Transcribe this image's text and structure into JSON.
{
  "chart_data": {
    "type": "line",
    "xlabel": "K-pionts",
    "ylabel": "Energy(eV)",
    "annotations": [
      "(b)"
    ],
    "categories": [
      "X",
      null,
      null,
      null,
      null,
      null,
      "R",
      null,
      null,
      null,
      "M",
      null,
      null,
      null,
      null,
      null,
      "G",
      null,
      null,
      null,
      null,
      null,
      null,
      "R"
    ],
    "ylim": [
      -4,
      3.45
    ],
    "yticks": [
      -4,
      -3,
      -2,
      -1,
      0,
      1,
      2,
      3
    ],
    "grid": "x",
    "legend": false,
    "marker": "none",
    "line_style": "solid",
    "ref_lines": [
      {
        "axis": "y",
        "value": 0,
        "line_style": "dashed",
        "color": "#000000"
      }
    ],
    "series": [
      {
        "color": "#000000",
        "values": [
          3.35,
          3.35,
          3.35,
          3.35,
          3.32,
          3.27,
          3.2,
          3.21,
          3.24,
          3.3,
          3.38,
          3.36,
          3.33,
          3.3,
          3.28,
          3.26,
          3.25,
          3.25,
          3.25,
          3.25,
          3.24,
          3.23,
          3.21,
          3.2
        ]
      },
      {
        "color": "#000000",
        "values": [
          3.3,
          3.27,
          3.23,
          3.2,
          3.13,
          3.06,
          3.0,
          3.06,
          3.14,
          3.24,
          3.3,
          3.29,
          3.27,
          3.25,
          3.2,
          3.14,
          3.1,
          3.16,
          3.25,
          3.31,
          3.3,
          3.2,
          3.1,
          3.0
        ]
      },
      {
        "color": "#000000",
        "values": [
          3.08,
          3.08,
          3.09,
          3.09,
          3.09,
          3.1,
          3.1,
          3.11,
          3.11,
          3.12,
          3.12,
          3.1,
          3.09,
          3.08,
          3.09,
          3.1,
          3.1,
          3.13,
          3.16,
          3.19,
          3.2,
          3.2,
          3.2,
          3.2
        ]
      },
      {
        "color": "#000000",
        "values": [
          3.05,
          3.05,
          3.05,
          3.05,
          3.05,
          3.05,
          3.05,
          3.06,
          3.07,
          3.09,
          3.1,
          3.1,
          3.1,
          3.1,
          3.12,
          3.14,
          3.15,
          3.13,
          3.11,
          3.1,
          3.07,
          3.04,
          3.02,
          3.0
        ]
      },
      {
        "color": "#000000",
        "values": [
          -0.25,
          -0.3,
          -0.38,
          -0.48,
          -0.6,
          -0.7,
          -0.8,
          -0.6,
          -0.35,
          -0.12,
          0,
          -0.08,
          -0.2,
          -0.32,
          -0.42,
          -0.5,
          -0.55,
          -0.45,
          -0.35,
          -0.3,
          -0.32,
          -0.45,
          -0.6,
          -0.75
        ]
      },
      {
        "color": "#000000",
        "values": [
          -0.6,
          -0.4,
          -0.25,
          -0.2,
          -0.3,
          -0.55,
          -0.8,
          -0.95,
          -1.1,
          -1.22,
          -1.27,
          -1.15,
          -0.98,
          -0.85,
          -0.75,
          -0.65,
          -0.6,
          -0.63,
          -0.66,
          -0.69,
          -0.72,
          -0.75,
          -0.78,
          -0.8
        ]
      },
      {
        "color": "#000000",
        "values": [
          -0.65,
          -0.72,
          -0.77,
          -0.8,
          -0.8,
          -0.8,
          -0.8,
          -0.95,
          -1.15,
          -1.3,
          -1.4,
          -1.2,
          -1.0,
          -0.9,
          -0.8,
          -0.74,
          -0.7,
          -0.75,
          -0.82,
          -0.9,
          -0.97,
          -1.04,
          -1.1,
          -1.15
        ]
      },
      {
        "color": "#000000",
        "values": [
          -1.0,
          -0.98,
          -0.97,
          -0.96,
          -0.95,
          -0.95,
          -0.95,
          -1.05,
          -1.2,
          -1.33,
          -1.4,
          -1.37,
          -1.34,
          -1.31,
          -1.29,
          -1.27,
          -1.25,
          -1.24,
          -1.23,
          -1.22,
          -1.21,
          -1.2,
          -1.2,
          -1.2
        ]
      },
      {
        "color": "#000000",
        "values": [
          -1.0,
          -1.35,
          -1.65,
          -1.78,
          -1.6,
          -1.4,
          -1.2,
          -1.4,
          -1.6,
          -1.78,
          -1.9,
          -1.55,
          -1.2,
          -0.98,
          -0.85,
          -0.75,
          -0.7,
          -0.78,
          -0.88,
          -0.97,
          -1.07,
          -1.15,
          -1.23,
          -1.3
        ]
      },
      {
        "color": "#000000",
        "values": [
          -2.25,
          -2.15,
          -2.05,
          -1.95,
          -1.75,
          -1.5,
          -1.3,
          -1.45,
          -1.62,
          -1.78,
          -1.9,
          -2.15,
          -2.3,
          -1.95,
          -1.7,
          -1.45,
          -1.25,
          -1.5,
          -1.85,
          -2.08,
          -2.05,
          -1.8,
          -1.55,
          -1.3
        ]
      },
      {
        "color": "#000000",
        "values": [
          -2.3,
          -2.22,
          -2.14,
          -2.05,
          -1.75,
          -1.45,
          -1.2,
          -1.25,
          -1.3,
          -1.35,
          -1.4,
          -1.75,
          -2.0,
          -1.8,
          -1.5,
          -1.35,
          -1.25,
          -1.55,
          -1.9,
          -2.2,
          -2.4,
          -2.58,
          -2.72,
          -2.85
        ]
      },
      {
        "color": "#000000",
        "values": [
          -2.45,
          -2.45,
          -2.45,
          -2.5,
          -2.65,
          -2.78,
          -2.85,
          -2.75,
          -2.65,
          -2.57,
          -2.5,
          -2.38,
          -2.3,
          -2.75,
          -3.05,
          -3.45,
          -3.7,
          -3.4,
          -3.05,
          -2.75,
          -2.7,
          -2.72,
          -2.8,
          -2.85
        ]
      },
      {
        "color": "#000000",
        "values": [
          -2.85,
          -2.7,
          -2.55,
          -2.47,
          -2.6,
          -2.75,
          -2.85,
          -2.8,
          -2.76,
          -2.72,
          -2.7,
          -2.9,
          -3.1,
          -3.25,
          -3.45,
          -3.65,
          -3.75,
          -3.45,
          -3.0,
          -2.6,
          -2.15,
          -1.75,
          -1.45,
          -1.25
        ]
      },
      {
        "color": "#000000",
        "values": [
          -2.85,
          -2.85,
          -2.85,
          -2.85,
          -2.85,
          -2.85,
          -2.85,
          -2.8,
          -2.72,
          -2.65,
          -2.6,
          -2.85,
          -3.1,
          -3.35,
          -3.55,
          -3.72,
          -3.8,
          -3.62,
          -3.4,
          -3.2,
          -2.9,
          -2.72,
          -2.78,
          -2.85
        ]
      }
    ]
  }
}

» **WORK TO BE COMPLETED**
Using the listing above, please repeat every entry exactly.

» **RESPONSE**
Transcribe this image's text and structure into JSON.
{
  "chart_data": {
    "type": "line",
    "xlabel": "K-pionts",
    "ylabel": "Energy(eV)",
    "annotations": [
      "(b)"
    ],
    "categories": [
      "X",
      null,
      null,
      null,
      null,
      null,
      "R",
      null,
      null,
      null,
      "M",
      null,
      null,
      null,
      null,
      null,
      "G",
      null,
      null,
      null,
      null,
      null,
      null,
      "R"
    ],
    "ylim": [
      -4,
      3.45
    ],
    "yticks": [
      -4,
      -3,
      -2,
      -1,
      0,
      1,
      2,
      3
    ],
    "grid": "x",
    "legend": false,
    "marker": "none",
    "line_style": "solid",
    "ref_lines": [
      {
        "axis": "y",
        "value": 0,
        "line_style": "dashed",
        "color": "#000000"
      }
    ],
    "series": [
      {
        "color": "#000000",
        "values": [
          3.35,
          3.35,
          3.35,
          3.35,
          3.32,
          3.27,
          3.2,
          3.21,
          3.24,
          3.3,
          3.38,
          3.36,
          3.33,
          3.3,
          3.28,
          3.26,
          3.25,
          3.25,
          3.25,
          3.25,
          3.24,
          3.23,
          3.21,
          3.2
        ]
      },
      {
        "color": "#000000",
        "values": [
          3.3,
          3.27,
          3.23,
          3.2,
          3.13,
          3.06,
          3.0,
          3.06,
          3.14,
          3.24,
          3.3,
          3.29,
          3.27,
          3.25,
          3.2,
          3.14,
          3.1,
          3.16,
          3.25,
          3.31,
          3.3,
          3.2,
          3.1,
          3.0
        ]
      },
      {
        "color": "#000000",
        "values": [
          3.08,
          3.08,
          3.09,
          3.09,
          3.09,
          3.1,
          3.1,
          3.11,
          3.11,
          3.12,
          3.12,
          3.1,
          3.09,
          3.08,
          3.09,
          3.1,
          3.1,
          3.13,
          3.16,
          3.19,
          3.2,
          3.2,
          3.2,
          3.2
        ]
      },
      {
        "color": "#000000",
        "values": [
          3.05,
          3.05,
          3.05,
          3.05,
          3.05,
          3.05,
          3.05,
          3.06,
          3.07,
          3.09,
          3.1,
          3.1,
          3.1,
          3.1,
          3.12,
          3.14,
          3.15,
          3.13,
          3.11,
          3.1,
          3.07,
          3.04,
          3.02,
          3.0
        ]
      },
      {
        "color": "#000000",
        "values": [
          -0.25,
          -0.3,
          -0.38,
          -0.48,
          -0.6,
          -0.7,
          -0.8,
          -0.6,
          -0.35,
          -0.12,
          0,
          -0.08,
          -0.2,
          -0.32,
          -0.42,
          -0.5,
          -0.55,
          -0.45,
          -0.35,
          -0.3,
          -0.32,
          -0.45,
          -0.6,
          -0.75
        ]
      },
      {
        "color": "#000000",
        "values": [
          -0.6,
          -0.4,
          -0.25,
          -0.2,
          -0.3,
          -0.55,
          -0.8,
          -0.95,
          -1.1,
          -1.22,
          -1.27,
          -1.15,
          -0.98,
          -0.85,
          -0.75,
          -0.65,
          -0.6,
          -0.63,
          -0.66,
          -0.69,
          -0.72,
          -0.75,
          -0.78,
          -0.8
        ]
      },
      {
        "color": "#000000",
        "values": [
          -0.65,
          -0.72,
          -0.77,
          -0.8,
          -0.8,
          -0.8,
          -0.8,
          -0.95,
          -1.15,
          -1.3,
          -1.4,
          -1.2,
          -1.0,
          -0.9,
          -0.8,
          -0.74,
          -0.7,
          -0.75,
          -0.82,
          -0.9,
          -0.97,
          -1.04,
          -1.1,
          -1.15
        ]
      },
      {
        "color": "#000000",
        "values": [
          -1.0,
          -0.98,
          -0.97,
          -0.96,
          -0.95,
          -0.95,
          -0.95,
          -1.05,
          -1.2,
          -1.33,
          -1.4,
          -1.37,
          -1.34,
          -1.31,
          -1.29,
          -1.27,
          -1.25,
          -1.24,
          -1.23,
          -1.22,
          -1.21,
          -1.2,
          -1.2,
          -1.2
        ]
      },
      {
        "color": "#000000",
        "values": [
          -1.0,
          -1.35,
          -1.65,
          -1.78,
          -1.6,
          -1.4,
          -1.2,
          -1.4,
          -1.6,
          -1.78,
          -1.9,
          -1.55,
          -1.2,
          -0.98,
          -0.85,
          -0.75,
          -0.7,
          -0.78,
          -0.88,
          -0.97,
          -1.07,
          -1.15,
          -1.23,
          -1.3
        ]
      },
      {
        "color": "#000000",
        "values": [
          -2.25,
          -2.15,
          -2.05,
          -1.95,
          -1.75,
          -1.5,
          -1.3,
          -1.45,
          -1.62,
          -1.78,
          -1.9,
          -2.15,
          -2.3,
          -1.95,
          -1.7,
          -1.45,
          -1.25,
          -1.5,
          -1.85,
          -2.08,
          -2.05,
          -1.8,
          -1.55,
          -1.3
        ]
      },
      {
        "color": "#000000",
        "values": [
          -2.3,
          -2.22,
          -2.14,
          -2.05,
          -1.75,
          -1.45,
          -1.2,
          -1.25,
          -1.3,
          -1.35,
          -1.4,
          -1.75,
          -2.0,
          -1.8,
          -1.5,
          -1.35,
          -1.25,
          -1.55,
          -1.9,
          -2.2,
          -2.4,
          -2.58,
          -2.72,
          -2.85
        ]
      },
      {
        "color": "#000000",
        "values": [
          -2.45,
          -2.45,
          -2.45,
          -2.5,
          -2.65,
          -2.78,
          -2.85,
          -2.75,
          -2.65,
          -2.57,
          -2.5,
          -2.38,
          -2.3,
          -2.75,
          -3.05,
          -3.45,
          -3.7,
          -3.4,
          -3.05,
          -2.75,
          -2.7,
          -2.72,
          -2.8,
          -2.85
        ]
      },
      {
        "color": "#000000",
        "values": [
          -2.85,
          -2.7,
          -2.55,
          -2.47,
          -2.6,
          -2.75,
          -2.85,
          -2.8,
          -2.76,
          -2.72,
          -2.7,
          -2.9,
          -3.1,
          -3.25,
          -3.45,
          -3.65,
          -3.75,
          -3.45,
          -3.0,
          -2.6,
          -2.15,
          -1.75,
          -1.45,
          -1.25
        ]
      },
      {
        "color": "#000000",
        "values": [
          -2.85,
          -2.85,
          -2.85,
          -2.85,
          -2.85,
          -2.85,
          -2.85,
          -2.8,
          -2.72,
          -2.65,
          -2.6,
          -2.85,
          -3.1,
          -3.35,
          -3.55,
          -3.72,
          -3.8,
          -3.62,
          -3.4,
          -3.2,
          -2.9,
          -2.72,
          -2.78,
          -2.85
        ]
      }
    ]
  }
}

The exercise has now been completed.